__Exercise inputs__:
========================================================================

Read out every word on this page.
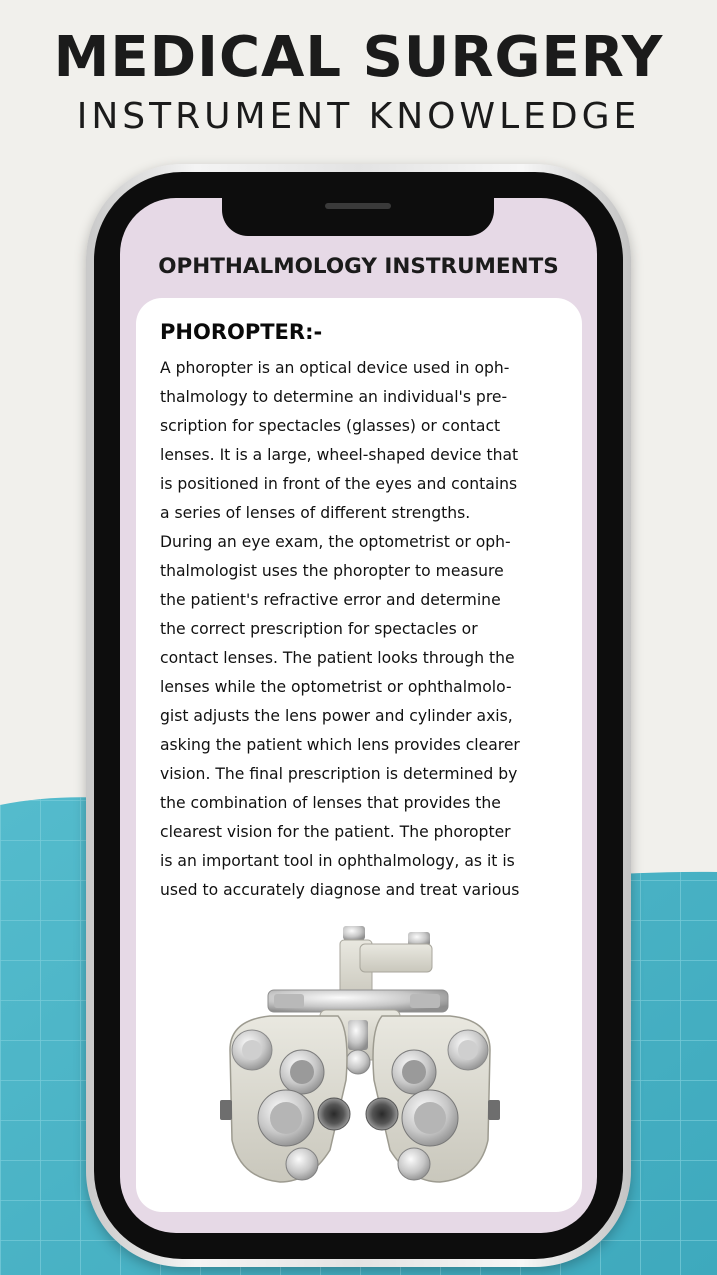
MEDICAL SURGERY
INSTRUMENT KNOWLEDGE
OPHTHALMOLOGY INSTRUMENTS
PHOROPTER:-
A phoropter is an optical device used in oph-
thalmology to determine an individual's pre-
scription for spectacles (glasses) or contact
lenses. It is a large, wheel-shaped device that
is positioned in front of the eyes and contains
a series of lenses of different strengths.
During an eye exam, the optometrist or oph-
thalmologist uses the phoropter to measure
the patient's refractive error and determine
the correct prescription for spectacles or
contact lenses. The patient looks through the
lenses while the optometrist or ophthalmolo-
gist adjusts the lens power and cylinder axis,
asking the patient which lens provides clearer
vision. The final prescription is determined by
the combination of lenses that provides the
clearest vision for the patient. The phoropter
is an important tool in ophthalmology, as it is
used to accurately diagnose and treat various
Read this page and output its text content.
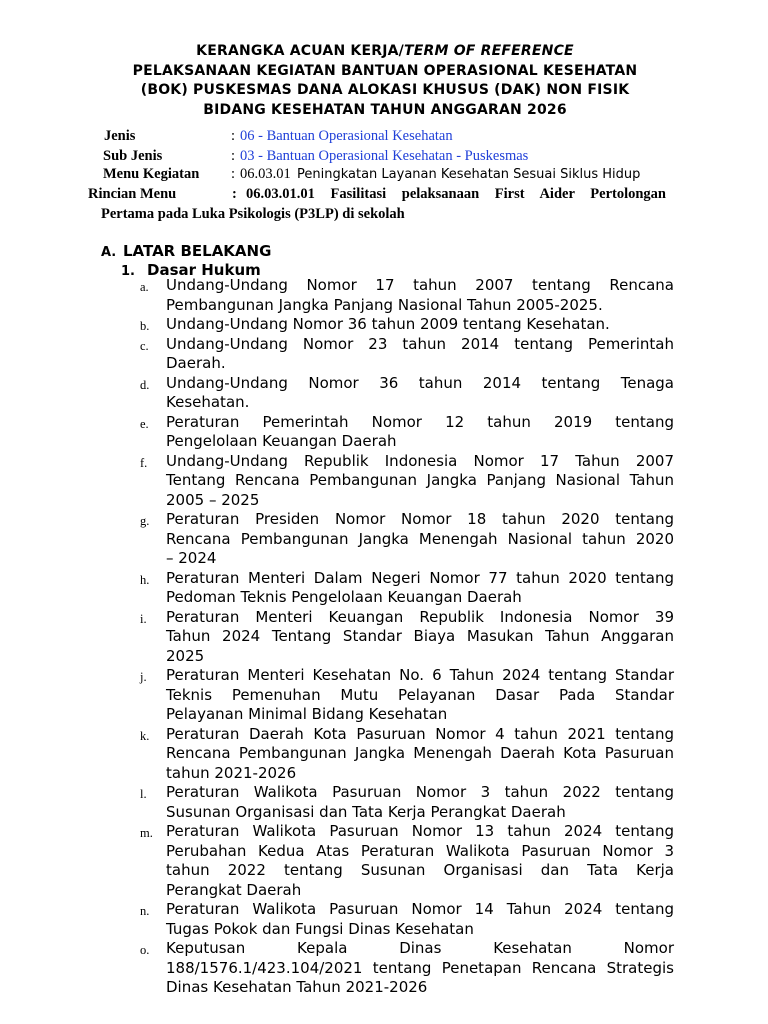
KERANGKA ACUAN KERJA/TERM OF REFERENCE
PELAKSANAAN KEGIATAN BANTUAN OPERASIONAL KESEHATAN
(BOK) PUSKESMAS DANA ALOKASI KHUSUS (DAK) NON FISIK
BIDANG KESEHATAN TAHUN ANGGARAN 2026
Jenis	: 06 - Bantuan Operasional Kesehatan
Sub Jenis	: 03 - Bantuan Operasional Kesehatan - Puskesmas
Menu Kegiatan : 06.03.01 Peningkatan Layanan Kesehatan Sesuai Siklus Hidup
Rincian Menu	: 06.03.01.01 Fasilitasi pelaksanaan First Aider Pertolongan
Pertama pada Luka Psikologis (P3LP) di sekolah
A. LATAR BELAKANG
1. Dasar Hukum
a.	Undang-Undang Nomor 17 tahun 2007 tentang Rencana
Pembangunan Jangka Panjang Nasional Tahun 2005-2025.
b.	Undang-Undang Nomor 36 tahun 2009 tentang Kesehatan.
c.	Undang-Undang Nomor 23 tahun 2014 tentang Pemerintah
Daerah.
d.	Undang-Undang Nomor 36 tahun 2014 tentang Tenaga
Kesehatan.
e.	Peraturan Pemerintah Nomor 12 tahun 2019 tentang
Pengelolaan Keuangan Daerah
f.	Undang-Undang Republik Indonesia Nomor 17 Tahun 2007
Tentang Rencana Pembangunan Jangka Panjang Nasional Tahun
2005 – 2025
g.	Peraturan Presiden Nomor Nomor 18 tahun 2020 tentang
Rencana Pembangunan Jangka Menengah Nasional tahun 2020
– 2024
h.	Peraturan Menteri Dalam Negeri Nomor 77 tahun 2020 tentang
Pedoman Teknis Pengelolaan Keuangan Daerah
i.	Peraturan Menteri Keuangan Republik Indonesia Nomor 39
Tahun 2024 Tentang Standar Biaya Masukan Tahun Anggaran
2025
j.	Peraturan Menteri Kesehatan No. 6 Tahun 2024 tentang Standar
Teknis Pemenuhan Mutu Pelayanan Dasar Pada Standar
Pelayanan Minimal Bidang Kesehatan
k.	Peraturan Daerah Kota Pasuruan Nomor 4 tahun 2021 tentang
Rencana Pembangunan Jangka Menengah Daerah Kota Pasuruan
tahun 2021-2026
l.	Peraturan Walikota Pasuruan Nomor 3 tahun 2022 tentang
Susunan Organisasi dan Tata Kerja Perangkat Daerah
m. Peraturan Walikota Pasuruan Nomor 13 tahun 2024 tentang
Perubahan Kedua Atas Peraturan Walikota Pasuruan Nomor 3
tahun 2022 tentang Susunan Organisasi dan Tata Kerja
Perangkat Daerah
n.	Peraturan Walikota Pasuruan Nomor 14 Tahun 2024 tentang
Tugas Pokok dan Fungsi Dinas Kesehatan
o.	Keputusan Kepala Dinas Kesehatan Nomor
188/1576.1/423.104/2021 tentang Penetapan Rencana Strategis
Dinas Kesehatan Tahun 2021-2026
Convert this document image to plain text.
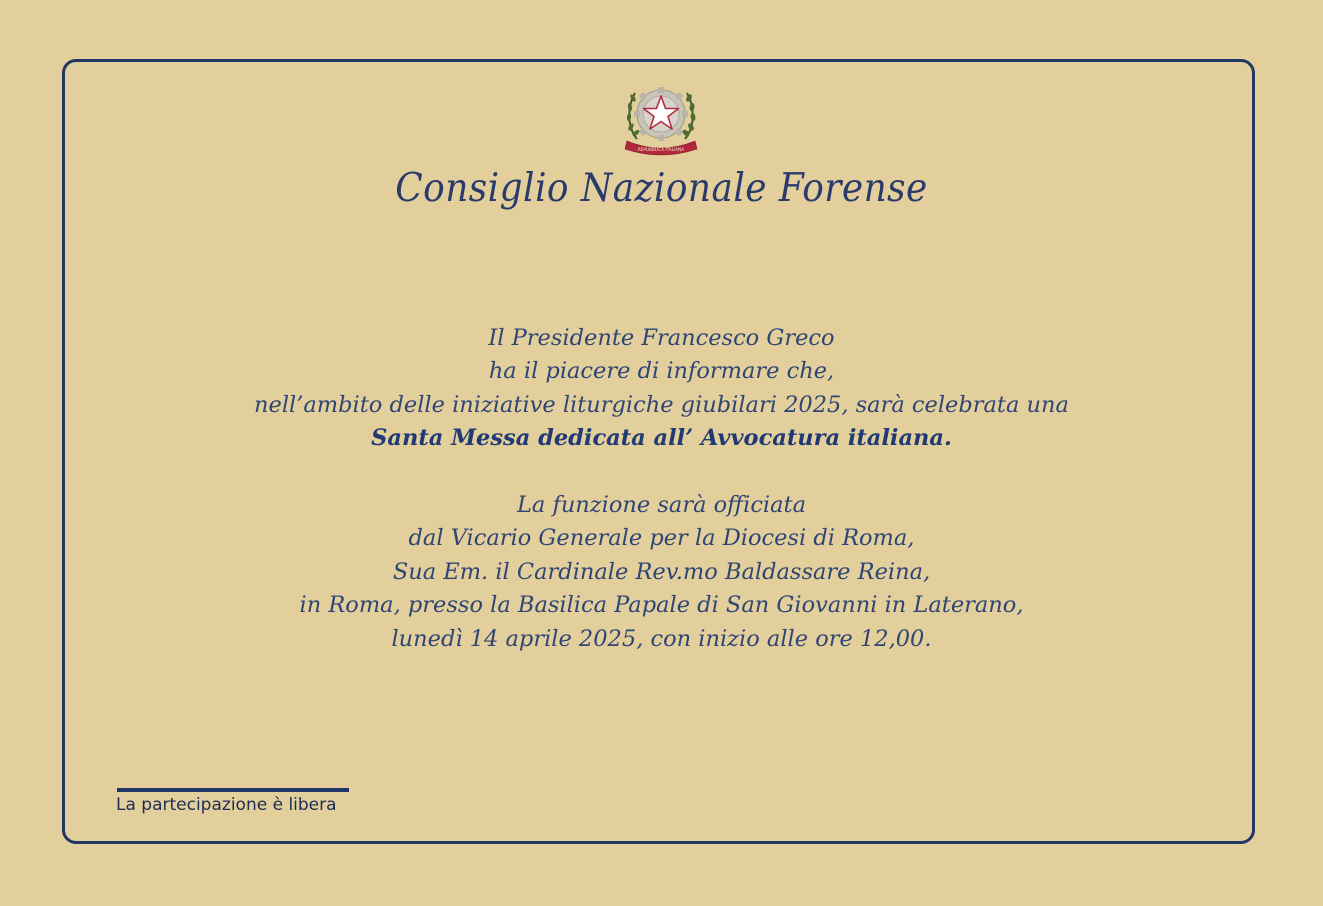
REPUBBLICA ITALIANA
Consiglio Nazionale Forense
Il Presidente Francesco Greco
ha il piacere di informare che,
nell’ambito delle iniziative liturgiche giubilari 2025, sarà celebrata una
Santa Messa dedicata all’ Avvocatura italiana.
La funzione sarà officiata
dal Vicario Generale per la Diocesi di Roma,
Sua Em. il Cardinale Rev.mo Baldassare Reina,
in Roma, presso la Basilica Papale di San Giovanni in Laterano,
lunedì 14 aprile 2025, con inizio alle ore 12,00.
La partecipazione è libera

========================================================================

__Task requirements__: Make an exact copy of the lines above, starting at the line that contains "Convert this document image to plain text." and running through the final line of the entries. Omit the pictures.

__Solution for this exercise__:
Convert this document image to plain text.
REPUBBLICA ITALIANA
Consiglio Nazionale Forense
Il Presidente Francesco Greco
ha il piacere di informare che,
nell’ambito delle iniziative liturgiche giubilari 2025, sarà celebrata una
Santa Messa dedicata all’ Avvocatura italiana.
La funzione sarà officiata
dal Vicario Generale per la Diocesi di Roma,
Sua Em. il Cardinale Rev.mo Baldassare Reina,
in Roma, presso la Basilica Papale di San Giovanni in Laterano,
lunedì 14 aprile 2025, con inizio alle ore 12,00.
La partecipazione è libera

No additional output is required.